+++ Исходные данные +++

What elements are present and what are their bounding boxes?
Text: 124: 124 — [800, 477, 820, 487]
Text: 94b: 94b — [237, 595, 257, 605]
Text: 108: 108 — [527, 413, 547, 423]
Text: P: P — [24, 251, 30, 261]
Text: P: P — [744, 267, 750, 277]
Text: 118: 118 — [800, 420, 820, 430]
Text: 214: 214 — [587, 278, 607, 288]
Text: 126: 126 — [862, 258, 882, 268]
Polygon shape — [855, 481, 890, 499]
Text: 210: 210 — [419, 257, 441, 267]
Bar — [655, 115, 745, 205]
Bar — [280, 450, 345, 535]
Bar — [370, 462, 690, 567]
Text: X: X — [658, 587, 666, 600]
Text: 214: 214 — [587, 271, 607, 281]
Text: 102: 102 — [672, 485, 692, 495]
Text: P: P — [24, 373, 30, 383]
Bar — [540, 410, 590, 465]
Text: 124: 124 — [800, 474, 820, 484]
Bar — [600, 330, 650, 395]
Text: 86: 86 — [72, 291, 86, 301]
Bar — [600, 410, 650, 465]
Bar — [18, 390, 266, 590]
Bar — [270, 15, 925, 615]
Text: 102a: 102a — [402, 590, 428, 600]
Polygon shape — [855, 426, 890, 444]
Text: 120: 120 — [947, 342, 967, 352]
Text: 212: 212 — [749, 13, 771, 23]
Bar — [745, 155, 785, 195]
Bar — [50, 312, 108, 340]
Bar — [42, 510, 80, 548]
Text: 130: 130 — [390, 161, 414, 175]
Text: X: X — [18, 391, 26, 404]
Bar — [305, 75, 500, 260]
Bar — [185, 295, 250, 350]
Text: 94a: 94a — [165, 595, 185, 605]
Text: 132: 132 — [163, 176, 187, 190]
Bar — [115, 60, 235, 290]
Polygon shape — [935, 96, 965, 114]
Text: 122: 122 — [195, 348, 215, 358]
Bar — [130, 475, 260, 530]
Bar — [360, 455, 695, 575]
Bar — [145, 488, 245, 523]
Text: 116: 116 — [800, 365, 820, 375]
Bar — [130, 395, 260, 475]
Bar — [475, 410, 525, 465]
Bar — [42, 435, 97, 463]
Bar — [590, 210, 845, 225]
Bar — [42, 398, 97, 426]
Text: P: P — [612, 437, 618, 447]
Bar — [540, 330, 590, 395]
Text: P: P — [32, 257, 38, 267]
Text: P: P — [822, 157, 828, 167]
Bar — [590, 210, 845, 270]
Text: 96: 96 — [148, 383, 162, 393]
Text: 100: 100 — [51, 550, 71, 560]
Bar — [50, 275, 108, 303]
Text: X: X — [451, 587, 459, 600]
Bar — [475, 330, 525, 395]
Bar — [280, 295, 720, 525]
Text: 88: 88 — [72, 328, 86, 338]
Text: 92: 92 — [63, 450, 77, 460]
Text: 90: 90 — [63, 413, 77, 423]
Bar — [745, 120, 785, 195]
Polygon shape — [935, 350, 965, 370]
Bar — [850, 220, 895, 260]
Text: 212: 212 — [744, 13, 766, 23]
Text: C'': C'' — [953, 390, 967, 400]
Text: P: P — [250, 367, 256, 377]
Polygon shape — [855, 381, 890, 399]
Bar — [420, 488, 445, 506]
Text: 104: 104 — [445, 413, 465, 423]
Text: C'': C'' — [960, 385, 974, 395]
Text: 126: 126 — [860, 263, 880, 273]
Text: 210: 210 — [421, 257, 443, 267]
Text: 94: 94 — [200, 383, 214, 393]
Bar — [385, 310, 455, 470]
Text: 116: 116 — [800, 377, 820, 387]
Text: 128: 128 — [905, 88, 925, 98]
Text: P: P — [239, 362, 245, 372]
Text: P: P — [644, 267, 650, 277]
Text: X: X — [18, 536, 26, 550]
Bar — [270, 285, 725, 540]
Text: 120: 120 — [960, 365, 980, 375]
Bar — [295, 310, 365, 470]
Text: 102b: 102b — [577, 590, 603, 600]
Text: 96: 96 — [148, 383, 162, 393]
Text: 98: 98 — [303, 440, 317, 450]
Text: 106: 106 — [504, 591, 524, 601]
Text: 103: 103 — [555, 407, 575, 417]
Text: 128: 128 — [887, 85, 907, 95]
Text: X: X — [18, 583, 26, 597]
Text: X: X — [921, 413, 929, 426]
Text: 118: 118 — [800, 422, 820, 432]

+++

● Задание
Посчитайте, в скольких строках записей выше встречается слово «Polygon», причем регистр букв имеет значение. Ответьте одним числом.

● Правильный ответ
5